# Start of Source material
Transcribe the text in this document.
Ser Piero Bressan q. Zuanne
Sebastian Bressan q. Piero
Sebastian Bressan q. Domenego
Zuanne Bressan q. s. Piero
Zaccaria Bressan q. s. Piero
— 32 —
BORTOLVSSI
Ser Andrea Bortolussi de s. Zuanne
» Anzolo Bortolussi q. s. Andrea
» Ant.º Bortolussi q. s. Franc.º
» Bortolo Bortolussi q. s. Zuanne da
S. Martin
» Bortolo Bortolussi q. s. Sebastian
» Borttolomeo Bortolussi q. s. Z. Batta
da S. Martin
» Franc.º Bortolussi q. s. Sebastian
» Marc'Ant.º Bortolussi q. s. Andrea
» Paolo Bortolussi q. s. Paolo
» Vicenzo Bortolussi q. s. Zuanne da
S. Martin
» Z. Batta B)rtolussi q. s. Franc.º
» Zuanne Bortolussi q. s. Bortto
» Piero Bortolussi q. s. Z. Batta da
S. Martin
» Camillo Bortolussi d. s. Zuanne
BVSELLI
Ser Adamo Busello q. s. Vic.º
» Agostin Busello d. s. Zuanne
# End of Source material
--- Your task ---
Each line of the material above must be retyped precisely.

--- Result ---
Transcribe the text in this document.
Ser Piero Bressan q. Zuanne
Sebastian Bressan q. Piero
Sebastian Bressan q. Domenego
Zuanne Bressan q. s. Piero
Zaccaria Bressan q. s. Piero
— 32 —
BORTOLVSSI
Ser Andrea Bortolussi de s. Zuanne
» Anzolo Bortolussi q. s. Andrea
» Ant.º Bortolussi q. s. Franc.º
» Bortolo Bortolussi q. s. Zuanne da
S. Martin
» Bortolo Bortolussi q. s. Sebastian
» Borttolomeo Bortolussi q. s. Z. Batta
da S. Martin
» Franc.º Bortolussi q. s. Sebastian
» Marc'Ant.º Bortolussi q. s. Andrea
» Paolo Bortolussi q. s. Paolo
» Vicenzo Bortolussi q. s. Zuanne da
S. Martin
» Z. Batta B)rtolussi q. s. Franc.º
» Zuanne Bortolussi q. s. Bortto
» Piero Bortolussi q. s. Z. Batta da
S. Martin
» Camillo Bortolussi d. s. Zuanne
BVSELLI
Ser Adamo Busello q. s. Vic.º
» Agostin Busello d. s. Zuanne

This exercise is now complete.